> [Instructions to follow] Scan the data for "JSON" and copy the lines it appears in.

> [Stored rows]
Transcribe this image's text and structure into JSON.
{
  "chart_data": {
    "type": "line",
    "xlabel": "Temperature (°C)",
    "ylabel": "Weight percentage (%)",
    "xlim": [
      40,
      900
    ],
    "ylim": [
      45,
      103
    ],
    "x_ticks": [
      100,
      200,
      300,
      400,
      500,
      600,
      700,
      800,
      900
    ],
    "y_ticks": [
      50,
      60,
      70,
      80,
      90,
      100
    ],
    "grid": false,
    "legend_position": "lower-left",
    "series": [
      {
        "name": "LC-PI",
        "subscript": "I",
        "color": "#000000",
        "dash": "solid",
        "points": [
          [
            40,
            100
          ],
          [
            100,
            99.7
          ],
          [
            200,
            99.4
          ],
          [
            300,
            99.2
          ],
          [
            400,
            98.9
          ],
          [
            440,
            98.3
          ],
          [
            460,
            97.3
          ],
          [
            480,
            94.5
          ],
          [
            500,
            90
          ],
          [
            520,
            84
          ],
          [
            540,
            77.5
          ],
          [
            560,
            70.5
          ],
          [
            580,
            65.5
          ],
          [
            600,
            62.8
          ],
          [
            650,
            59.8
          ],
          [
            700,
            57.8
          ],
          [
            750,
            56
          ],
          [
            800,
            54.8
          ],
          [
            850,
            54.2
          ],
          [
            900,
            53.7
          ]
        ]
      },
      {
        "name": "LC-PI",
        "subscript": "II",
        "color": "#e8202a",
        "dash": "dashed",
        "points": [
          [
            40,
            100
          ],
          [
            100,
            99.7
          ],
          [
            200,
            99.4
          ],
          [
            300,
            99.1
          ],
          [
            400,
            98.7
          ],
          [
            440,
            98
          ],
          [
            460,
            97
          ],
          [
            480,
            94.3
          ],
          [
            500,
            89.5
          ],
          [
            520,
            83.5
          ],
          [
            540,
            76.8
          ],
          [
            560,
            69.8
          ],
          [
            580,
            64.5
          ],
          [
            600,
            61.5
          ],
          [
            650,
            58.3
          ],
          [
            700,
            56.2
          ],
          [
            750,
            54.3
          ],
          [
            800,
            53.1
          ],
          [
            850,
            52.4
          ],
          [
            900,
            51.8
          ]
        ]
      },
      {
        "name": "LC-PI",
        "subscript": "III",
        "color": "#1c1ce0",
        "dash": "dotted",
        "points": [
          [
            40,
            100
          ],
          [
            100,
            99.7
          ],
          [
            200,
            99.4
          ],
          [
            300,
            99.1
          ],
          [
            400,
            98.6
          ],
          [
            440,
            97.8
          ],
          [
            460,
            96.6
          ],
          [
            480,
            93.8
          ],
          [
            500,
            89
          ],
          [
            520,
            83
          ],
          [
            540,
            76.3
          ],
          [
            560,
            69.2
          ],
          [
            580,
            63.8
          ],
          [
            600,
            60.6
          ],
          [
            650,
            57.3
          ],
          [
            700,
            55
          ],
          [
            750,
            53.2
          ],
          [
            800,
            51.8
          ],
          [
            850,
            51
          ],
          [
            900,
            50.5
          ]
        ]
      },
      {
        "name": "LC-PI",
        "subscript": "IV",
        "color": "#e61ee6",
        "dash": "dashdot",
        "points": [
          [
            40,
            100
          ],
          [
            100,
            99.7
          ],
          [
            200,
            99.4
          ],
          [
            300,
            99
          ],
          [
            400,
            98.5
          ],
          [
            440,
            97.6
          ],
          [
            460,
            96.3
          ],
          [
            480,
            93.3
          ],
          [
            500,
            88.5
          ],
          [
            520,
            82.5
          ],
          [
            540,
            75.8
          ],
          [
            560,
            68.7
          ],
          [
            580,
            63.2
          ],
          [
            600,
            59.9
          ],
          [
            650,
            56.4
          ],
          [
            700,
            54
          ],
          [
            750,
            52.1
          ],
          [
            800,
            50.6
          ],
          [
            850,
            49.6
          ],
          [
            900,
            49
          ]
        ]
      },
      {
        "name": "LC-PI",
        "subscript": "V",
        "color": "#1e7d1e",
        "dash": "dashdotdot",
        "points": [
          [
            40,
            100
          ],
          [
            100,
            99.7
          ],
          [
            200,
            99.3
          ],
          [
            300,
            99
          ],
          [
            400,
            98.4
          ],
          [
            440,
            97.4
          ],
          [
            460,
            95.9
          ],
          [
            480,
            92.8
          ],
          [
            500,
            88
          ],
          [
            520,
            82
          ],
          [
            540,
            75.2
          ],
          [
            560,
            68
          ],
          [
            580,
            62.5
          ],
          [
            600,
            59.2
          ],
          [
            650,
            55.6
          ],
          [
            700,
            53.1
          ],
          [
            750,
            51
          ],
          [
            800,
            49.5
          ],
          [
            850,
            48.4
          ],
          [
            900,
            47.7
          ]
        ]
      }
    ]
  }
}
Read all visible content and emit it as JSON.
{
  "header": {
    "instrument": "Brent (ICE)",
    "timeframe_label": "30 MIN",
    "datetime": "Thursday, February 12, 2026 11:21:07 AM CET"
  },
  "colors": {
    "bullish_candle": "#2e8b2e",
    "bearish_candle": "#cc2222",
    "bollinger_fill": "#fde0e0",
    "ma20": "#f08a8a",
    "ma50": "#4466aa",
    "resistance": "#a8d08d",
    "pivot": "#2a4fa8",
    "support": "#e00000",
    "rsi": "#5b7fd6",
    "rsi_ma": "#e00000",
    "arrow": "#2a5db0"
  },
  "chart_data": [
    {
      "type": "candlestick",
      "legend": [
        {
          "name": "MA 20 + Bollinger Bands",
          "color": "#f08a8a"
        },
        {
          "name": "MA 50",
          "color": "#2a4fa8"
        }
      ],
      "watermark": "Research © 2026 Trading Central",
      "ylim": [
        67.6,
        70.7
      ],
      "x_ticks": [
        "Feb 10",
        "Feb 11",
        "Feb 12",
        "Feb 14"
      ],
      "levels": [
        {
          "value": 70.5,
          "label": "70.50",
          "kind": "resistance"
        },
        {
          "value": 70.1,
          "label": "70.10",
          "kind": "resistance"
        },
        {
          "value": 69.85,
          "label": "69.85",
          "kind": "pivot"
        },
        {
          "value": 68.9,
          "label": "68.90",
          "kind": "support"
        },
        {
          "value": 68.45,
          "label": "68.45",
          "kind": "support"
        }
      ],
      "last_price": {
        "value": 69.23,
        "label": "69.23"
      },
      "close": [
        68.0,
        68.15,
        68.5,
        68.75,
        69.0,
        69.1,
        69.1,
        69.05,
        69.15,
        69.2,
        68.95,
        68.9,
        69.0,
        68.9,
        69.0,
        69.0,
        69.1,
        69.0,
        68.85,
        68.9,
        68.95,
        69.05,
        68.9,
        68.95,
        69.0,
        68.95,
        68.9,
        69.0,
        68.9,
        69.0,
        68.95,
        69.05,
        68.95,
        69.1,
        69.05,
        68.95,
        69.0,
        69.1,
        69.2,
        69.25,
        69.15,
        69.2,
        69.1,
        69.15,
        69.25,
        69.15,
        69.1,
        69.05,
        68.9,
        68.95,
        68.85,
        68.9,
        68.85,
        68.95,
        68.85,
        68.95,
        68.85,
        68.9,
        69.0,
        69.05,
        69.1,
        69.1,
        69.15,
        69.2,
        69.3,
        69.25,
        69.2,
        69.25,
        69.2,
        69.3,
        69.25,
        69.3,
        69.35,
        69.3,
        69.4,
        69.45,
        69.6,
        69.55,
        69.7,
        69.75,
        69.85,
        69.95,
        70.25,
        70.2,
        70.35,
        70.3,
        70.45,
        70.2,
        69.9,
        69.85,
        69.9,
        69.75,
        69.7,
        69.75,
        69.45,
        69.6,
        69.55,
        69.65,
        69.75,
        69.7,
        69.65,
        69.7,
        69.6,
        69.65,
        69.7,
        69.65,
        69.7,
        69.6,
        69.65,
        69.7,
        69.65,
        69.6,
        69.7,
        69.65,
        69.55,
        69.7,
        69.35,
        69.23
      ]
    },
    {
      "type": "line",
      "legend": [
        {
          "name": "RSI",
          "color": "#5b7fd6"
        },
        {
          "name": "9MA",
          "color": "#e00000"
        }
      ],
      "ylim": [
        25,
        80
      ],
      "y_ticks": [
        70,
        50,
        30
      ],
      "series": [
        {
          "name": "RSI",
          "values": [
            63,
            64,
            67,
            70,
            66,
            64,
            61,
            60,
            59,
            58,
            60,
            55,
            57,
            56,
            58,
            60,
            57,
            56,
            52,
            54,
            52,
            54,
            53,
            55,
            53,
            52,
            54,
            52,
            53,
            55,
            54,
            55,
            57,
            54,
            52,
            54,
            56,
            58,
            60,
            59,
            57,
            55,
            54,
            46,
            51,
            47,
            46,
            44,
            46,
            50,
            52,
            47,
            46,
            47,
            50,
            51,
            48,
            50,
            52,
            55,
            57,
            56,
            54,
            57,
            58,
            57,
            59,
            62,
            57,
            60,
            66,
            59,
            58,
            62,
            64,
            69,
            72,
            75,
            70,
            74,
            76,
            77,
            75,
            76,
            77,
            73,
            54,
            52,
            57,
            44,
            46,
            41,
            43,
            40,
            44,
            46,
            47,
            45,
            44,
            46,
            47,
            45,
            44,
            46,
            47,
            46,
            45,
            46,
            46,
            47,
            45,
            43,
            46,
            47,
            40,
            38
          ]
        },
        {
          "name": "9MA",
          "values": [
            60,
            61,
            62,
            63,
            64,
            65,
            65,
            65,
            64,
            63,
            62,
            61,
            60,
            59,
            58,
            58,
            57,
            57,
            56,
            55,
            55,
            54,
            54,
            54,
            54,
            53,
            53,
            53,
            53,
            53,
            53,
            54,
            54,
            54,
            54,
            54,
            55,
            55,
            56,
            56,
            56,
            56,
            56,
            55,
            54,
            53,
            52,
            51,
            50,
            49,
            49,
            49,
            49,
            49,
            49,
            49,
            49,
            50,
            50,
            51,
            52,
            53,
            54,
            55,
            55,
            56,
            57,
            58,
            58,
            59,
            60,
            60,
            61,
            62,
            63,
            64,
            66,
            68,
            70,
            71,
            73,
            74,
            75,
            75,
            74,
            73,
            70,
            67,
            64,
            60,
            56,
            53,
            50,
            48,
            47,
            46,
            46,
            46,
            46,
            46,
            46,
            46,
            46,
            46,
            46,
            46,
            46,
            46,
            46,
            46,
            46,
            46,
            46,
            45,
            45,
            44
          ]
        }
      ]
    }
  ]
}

> [Output below]
Transcribe this image's text and structure into JSON.
Read all visible content and emit it as JSON.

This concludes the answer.